§ **Stated problem**:
The listing beneath should be written out in full, exactly as shown.
* Start Extracted data *
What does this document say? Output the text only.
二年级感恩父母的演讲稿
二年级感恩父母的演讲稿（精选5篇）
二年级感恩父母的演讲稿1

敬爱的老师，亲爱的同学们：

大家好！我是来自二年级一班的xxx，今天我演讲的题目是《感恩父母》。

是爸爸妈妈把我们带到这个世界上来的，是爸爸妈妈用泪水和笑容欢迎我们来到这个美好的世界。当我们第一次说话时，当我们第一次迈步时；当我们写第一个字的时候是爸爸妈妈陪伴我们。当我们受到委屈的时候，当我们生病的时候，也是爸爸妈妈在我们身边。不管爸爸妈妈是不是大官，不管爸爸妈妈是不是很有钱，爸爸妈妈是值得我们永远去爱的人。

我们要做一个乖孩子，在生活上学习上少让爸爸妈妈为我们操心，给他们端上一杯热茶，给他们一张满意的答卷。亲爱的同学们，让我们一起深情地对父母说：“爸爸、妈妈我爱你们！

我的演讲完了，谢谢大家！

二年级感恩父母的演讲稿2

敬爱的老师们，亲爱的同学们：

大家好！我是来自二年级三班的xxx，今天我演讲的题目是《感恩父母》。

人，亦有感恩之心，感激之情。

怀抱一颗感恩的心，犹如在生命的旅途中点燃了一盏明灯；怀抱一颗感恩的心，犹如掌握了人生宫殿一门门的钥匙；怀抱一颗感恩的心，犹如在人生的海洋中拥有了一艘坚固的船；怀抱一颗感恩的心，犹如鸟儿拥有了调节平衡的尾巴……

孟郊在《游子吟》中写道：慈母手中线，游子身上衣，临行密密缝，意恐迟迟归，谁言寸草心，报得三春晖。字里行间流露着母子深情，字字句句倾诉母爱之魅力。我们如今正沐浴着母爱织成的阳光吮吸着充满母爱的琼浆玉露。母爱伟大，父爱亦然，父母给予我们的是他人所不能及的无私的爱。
* End Extracted data *
§ **Response**:
What does this document say? Output the text only.
二年级感恩父母的演讲稿
二年级感恩父母的演讲稿（精选5篇）
二年级感恩父母的演讲稿1

敬爱的老师，亲爱的同学们：

大家好！我是来自二年级一班的xxx，今天我演讲的题目是《感恩父母》。

是爸爸妈妈把我们带到这个世界上来的，是爸爸妈妈用泪水和笑容欢迎我们来到这个美好的世界。当我们第一次说话时，当我们第一次迈步时；当我们写第一个字的时候是爸爸妈妈陪伴我们。当我们受到委屈的时候，当我们生病的时候，也是爸爸妈妈在我们身边。不管爸爸妈妈是不是大官，不管爸爸妈妈是不是很有钱，爸爸妈妈是值得我们永远去爱的人。

我们要做一个乖孩子，在生活上学习上少让爸爸妈妈为我们操心，给他们端上一杯热茶，给他们一张满意的答卷。亲爱的同学们，让我们一起深情地对父母说：“爸爸、妈妈我爱你们！

我的演讲完了，谢谢大家！

二年级感恩父母的演讲稿2

敬爱的老师们，亲爱的同学们：

大家好！我是来自二年级三班的xxx，今天我演讲的题目是《感恩父母》。

人，亦有感恩之心，感激之情。

怀抱一颗感恩的心，犹如在生命的旅途中点燃了一盏明灯；怀抱一颗感恩的心，犹如掌握了人生宫殿一门门的钥匙；怀抱一颗感恩的心，犹如在人生的海洋中拥有了一艘坚固的船；怀抱一颗感恩的心，犹如鸟儿拥有了调节平衡的尾巴……

孟郊在《游子吟》中写道：慈母手中线，游子身上衣，临行密密缝，意恐迟迟归，谁言寸草心，报得三春晖。字里行间流露着母子深情，字字句句倾诉母爱之魅力。我们如今正沐浴着母爱织成的阳光吮吸着充满母爱的琼浆玉露。母爱伟大，父爱亦然，父母给予我们的是他人所不能及的无私的爱。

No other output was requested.